» STATED TASK: Leave the pictures out and print every record below exactly as it stands.

» ENTRIES PROVIDED:
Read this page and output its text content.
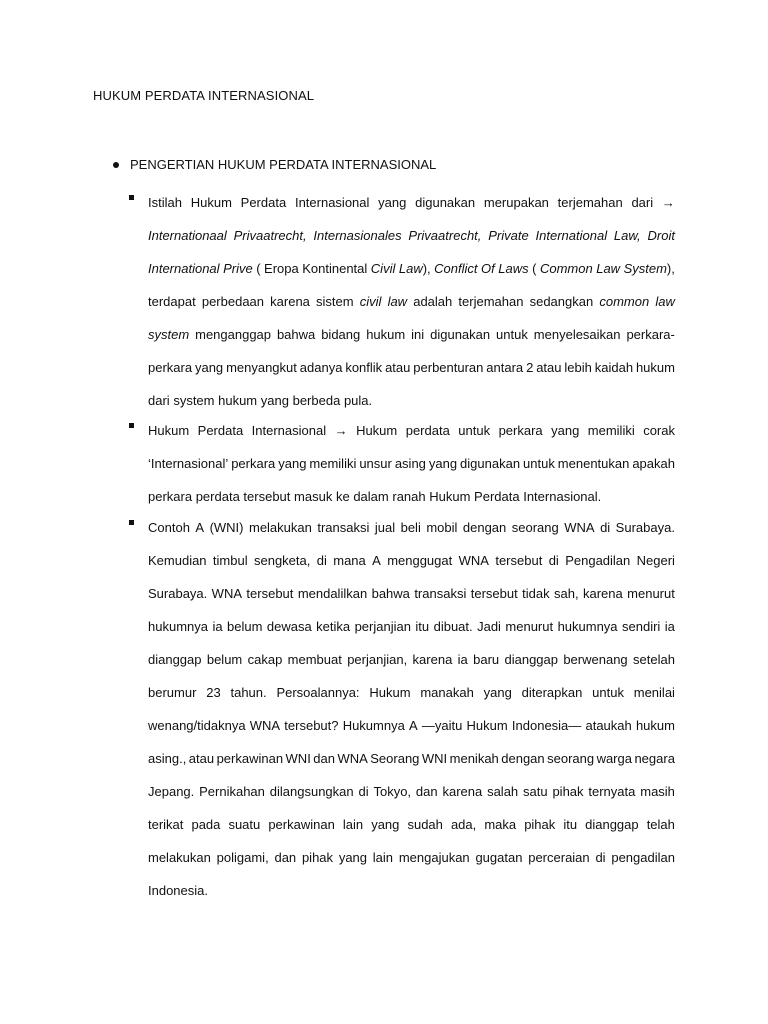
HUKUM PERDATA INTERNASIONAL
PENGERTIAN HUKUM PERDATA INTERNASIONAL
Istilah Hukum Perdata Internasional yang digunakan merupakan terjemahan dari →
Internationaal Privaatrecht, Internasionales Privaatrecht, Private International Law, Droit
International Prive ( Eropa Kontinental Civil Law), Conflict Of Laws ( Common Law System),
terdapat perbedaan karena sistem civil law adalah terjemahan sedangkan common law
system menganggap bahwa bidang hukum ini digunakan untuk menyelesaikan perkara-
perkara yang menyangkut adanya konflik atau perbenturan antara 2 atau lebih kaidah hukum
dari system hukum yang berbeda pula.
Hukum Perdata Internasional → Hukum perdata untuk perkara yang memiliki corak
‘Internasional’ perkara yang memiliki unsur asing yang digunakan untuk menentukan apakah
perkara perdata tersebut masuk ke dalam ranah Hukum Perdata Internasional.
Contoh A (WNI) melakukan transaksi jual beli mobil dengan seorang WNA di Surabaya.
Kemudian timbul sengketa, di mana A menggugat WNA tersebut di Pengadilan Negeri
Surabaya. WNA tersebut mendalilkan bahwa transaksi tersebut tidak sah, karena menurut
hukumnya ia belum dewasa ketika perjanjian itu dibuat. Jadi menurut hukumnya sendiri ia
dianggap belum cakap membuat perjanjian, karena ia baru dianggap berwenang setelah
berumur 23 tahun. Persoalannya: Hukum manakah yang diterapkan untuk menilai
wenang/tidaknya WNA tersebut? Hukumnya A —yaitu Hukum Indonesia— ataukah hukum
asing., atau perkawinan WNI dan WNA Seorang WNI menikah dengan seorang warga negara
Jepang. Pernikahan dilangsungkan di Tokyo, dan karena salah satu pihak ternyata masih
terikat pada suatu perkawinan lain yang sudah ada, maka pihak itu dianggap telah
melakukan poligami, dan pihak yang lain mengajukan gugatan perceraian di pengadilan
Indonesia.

» THE REPLY:
Read this page and output its text content.
HUKUM PERDATA INTERNASIONAL
PENGERTIAN HUKUM PERDATA INTERNASIONAL
Istilah Hukum Perdata Internasional yang digunakan merupakan terjemahan dari →
Internationaal Privaatrecht, Internasionales Privaatrecht, Private International Law, Droit
International Prive ( Eropa Kontinental Civil Law), Conflict Of Laws ( Common Law System),
terdapat perbedaan karena sistem civil law adalah terjemahan sedangkan common law
system menganggap bahwa bidang hukum ini digunakan untuk menyelesaikan perkara-
perkara yang menyangkut adanya konflik atau perbenturan antara 2 atau lebih kaidah hukum
dari system hukum yang berbeda pula.
Hukum Perdata Internasional → Hukum perdata untuk perkara yang memiliki corak
‘Internasional’ perkara yang memiliki unsur asing yang digunakan untuk menentukan apakah
perkara perdata tersebut masuk ke dalam ranah Hukum Perdata Internasional.
Contoh A (WNI) melakukan transaksi jual beli mobil dengan seorang WNA di Surabaya.
Kemudian timbul sengketa, di mana A menggugat WNA tersebut di Pengadilan Negeri
Surabaya. WNA tersebut mendalilkan bahwa transaksi tersebut tidak sah, karena menurut
hukumnya ia belum dewasa ketika perjanjian itu dibuat. Jadi menurut hukumnya sendiri ia
dianggap belum cakap membuat perjanjian, karena ia baru dianggap berwenang setelah
berumur 23 tahun. Persoalannya: Hukum manakah yang diterapkan untuk menilai
wenang/tidaknya WNA tersebut? Hukumnya A —yaitu Hukum Indonesia— ataukah hukum
asing., atau perkawinan WNI dan WNA Seorang WNI menikah dengan seorang warga negara
Jepang. Pernikahan dilangsungkan di Tokyo, dan karena salah satu pihak ternyata masih
terikat pada suatu perkawinan lain yang sudah ada, maka pihak itu dianggap telah
melakukan poligami, dan pihak yang lain mengajukan gugatan perceraian di pengadilan
Indonesia.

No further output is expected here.